What you should do: Every line from the line containing "Give me the" through the final line below is to be repeated exactly; no other line is.
━━━━━ Supplied information
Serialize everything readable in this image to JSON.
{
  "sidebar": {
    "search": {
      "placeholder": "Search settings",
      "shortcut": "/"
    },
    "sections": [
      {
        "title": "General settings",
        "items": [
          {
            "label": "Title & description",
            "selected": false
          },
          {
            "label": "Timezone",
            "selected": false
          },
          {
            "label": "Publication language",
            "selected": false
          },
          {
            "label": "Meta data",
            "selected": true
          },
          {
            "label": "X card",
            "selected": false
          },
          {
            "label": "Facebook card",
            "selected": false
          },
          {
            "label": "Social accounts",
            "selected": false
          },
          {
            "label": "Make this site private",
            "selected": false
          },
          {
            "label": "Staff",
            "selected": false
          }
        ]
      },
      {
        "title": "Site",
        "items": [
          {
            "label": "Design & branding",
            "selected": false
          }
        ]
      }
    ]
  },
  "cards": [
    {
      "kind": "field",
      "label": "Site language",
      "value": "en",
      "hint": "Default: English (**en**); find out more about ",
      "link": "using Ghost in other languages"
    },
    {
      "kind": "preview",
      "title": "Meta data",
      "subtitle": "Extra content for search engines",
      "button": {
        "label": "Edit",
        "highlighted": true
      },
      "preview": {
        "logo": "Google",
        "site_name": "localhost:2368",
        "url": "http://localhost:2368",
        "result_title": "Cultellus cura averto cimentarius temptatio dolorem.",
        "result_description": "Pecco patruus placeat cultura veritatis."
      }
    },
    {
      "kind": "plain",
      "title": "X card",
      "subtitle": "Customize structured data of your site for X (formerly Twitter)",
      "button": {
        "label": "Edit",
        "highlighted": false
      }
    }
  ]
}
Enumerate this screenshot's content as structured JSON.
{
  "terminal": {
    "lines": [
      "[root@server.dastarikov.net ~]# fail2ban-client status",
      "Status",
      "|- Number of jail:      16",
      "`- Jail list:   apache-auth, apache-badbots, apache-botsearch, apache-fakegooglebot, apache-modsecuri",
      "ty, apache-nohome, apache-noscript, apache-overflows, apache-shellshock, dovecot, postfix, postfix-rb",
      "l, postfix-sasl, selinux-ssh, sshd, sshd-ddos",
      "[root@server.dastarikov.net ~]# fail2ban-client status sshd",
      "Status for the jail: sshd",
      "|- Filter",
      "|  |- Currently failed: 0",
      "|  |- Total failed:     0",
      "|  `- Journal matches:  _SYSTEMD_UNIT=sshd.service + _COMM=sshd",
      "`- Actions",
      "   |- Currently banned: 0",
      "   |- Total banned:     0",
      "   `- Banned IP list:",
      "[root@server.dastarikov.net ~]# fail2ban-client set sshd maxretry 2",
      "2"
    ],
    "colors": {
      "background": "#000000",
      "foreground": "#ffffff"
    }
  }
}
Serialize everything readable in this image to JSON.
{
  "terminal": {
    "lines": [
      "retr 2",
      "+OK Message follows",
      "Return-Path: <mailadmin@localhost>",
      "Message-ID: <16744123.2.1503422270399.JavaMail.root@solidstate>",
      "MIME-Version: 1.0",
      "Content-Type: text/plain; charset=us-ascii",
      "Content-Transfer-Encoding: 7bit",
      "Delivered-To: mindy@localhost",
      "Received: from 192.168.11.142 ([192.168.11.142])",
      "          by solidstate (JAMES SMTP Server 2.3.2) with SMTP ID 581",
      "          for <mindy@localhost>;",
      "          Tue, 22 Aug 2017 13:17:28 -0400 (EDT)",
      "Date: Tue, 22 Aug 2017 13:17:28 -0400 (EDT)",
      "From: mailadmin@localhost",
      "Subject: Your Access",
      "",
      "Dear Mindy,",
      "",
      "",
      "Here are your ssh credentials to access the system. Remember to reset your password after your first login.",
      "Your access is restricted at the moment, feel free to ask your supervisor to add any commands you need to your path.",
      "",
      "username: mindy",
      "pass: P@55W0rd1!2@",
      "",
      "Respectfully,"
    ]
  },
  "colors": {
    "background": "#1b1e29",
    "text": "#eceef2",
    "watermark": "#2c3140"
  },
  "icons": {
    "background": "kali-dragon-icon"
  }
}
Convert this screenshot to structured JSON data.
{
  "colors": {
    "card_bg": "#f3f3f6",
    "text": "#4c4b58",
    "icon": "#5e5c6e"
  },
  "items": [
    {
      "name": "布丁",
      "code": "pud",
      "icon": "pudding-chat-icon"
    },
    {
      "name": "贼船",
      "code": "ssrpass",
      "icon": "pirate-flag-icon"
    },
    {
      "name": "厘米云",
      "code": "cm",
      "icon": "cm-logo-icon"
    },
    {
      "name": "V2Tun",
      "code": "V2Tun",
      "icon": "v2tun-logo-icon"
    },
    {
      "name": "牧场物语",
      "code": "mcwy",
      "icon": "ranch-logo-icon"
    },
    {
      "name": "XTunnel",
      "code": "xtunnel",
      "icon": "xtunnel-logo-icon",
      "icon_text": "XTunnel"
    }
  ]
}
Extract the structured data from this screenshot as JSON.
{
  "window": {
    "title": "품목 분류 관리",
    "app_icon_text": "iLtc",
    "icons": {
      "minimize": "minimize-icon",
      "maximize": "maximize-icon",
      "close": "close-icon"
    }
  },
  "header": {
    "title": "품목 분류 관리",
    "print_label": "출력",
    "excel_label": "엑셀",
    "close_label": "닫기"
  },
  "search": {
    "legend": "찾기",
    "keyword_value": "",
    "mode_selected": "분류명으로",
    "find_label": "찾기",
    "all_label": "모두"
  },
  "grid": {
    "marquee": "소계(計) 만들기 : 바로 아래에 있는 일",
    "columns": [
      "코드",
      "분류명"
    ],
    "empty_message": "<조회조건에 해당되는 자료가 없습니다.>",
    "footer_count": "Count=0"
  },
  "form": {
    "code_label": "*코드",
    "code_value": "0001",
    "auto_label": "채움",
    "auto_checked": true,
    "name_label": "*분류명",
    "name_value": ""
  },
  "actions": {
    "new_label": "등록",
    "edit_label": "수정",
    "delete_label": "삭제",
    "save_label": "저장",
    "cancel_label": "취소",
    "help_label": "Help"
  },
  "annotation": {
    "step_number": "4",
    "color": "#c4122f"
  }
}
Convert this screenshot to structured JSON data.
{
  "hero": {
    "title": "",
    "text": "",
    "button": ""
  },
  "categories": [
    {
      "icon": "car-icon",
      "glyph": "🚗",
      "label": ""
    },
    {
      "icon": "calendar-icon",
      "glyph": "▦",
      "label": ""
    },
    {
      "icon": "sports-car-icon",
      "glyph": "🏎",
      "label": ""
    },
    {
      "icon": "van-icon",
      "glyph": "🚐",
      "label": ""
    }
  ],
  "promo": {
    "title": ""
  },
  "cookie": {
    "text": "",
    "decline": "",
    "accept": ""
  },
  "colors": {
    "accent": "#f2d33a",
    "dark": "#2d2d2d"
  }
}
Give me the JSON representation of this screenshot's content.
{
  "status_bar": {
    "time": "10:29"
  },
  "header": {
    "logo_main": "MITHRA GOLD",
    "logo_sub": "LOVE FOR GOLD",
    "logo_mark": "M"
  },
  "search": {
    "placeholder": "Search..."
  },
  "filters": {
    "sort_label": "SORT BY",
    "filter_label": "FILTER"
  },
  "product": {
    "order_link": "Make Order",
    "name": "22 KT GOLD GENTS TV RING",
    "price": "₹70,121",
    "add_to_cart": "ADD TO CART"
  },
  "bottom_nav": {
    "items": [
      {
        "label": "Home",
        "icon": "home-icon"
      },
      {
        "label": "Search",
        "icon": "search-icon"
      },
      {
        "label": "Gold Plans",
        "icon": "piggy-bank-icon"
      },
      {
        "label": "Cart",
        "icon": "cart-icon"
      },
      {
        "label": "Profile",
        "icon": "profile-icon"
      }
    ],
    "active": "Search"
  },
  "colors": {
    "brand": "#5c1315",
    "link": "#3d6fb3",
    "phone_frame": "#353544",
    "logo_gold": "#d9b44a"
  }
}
━━━━━━━━━━
Reply to the task:
Give me the JSON representation of this screenshot's content.
{
  "status_bar": {
    "time": "10:29"
  },
  "header": {
    "logo_main": "MITHRA GOLD",
    "logo_sub": "LOVE FOR GOLD",
    "logo_mark": "M"
  },
  "search": {
    "placeholder": "Search..."
  },
  "filters": {
    "sort_label": "SORT BY",
    "filter_label": "FILTER"
  },
  "product": {
    "order_link": "Make Order",
    "name": "22 KT GOLD GENTS TV RING",
    "price": "₹70,121",
    "add_to_cart": "ADD TO CART"
  },
  "bottom_nav": {
    "items": [
      {
        "label": "Home",
        "icon": "home-icon"
      },
      {
        "label": "Search",
        "icon": "search-icon"
      },
      {
        "label": "Gold Plans",
        "icon": "piggy-bank-icon"
      },
      {
        "label": "Cart",
        "icon": "cart-icon"
      },
      {
        "label": "Profile",
        "icon": "profile-icon"
      }
    ],
    "active": "Search"
  },
  "colors": {
    "brand": "#5c1315",
    "link": "#3d6fb3",
    "phone_frame": "#353544",
    "logo_gold": "#d9b44a"
  }
}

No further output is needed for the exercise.